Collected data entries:
────────
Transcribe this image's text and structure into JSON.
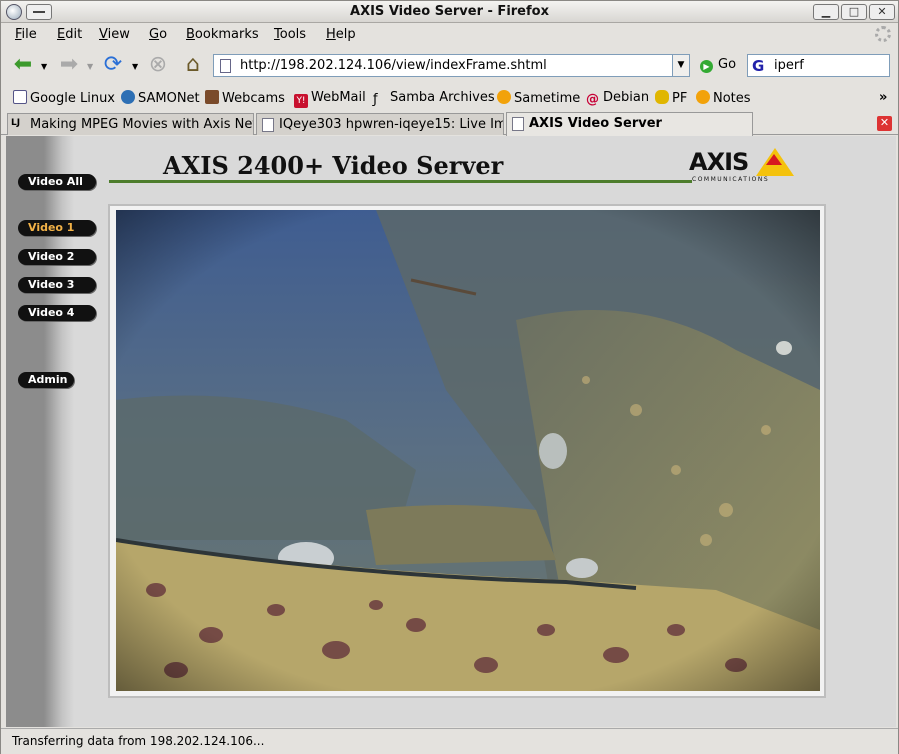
{
  "window": {
    "title": "AXIS Video Server - Firefox"
  },
  "menubar": {
    "items": [
      {
        "prefix": "",
        "underline": "F",
        "rest": "ile"
      },
      {
        "prefix": "",
        "underline": "E",
        "rest": "dit"
      },
      {
        "prefix": "",
        "underline": "V",
        "rest": "iew"
      },
      {
        "prefix": "",
        "underline": "G",
        "rest": "o"
      },
      {
        "prefix": "",
        "underline": "B",
        "rest": "ookmarks"
      },
      {
        "prefix": "",
        "underline": "T",
        "rest": "ools"
      },
      {
        "prefix": "",
        "underline": "H",
        "rest": "elp"
      }
    ]
  },
  "navbar": {
    "url": "http://198.202.124.106/view/indexFrame.shtml",
    "go_label": "Go",
    "search_value": "iperf"
  },
  "bookmarks": [
    {
      "label": "Google Linux"
    },
    {
      "label": "SAMONet"
    },
    {
      "label": "Webcams"
    },
    {
      "label": "WebMail"
    },
    {
      "label": "Samba Archives"
    },
    {
      "label": "Sametime"
    },
    {
      "label": "Debian"
    },
    {
      "label": "PF"
    },
    {
      "label": "Notes"
    }
  ],
  "tabs": [
    {
      "label": "Making MPEG Movies with Axis Net..."
    },
    {
      "label": "IQeye303 hpwren-iqeye15: Live Im..."
    },
    {
      "label": "AXIS Video Server"
    }
  ],
  "page": {
    "title": "AXIS 2400+ Video Server",
    "logo_word": "AXIS",
    "logo_sub": "COMMUNICATIONS",
    "buttons": {
      "video_all": "Video All",
      "video_1": "Video 1",
      "video_2": "Video 2",
      "video_3": "Video 3",
      "video_4": "Video 4",
      "admin": "Admin"
    }
  },
  "status": {
    "text": "Transferring data from 198.202.124.106..."
  },
  "colors": {
    "title_rule": "#4d7d2c",
    "active_video_label": "#f2b247",
    "axis_yellow": "#f4c20d",
    "axis_red": "#d71920"
  }
}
────────
*EXERCISE INSTRUCTIONS*:
Search the lines above for the string "rest", then show every one that has it.

*WRITTEN SOLUTION*:
        "rest": "ile"
        "rest": "dit"
        "rest": "iew"
        "rest": "o"
        "rest": "ookmarks"
        "rest": "ools"
        "rest": "elp"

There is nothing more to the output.